Data provided:
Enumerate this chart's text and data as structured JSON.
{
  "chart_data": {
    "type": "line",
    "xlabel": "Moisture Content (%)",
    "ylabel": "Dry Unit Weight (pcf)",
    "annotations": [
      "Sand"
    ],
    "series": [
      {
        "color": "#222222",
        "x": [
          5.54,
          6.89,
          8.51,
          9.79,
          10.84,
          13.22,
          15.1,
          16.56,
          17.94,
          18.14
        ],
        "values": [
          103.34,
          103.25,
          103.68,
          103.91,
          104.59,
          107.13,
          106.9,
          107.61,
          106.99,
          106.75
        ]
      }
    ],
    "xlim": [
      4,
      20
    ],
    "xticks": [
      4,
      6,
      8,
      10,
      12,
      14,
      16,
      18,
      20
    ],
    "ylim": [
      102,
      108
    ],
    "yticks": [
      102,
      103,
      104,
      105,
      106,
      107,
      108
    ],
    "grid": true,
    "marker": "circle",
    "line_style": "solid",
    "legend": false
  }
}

What the task requires: All of the entries should be written out again exactly.

Answer to this problem:
Enumerate this chart's text and data as structured JSON.
{
  "chart_data": {
    "type": "line",
    "xlabel": "Moisture Content (%)",
    "ylabel": "Dry Unit Weight (pcf)",
    "annotations": [
      "Sand"
    ],
    "series": [
      {
        "color": "#222222",
        "x": [
          5.54,
          6.89,
          8.51,
          9.79,
          10.84,
          13.22,
          15.1,
          16.56,
          17.94,
          18.14
        ],
        "values": [
          103.34,
          103.25,
          103.68,
          103.91,
          104.59,
          107.13,
          106.9,
          107.61,
          106.99,
          106.75
        ]
      }
    ],
    "xlim": [
      4,
      20
    ],
    "xticks": [
      4,
      6,
      8,
      10,
      12,
      14,
      16,
      18,
      20
    ],
    "ylim": [
      102,
      108
    ],
    "yticks": [
      102,
      103,
      104,
      105,
      106,
      107,
      108
    ],
    "grid": true,
    "marker": "circle",
    "line_style": "solid",
    "legend": false
  }
}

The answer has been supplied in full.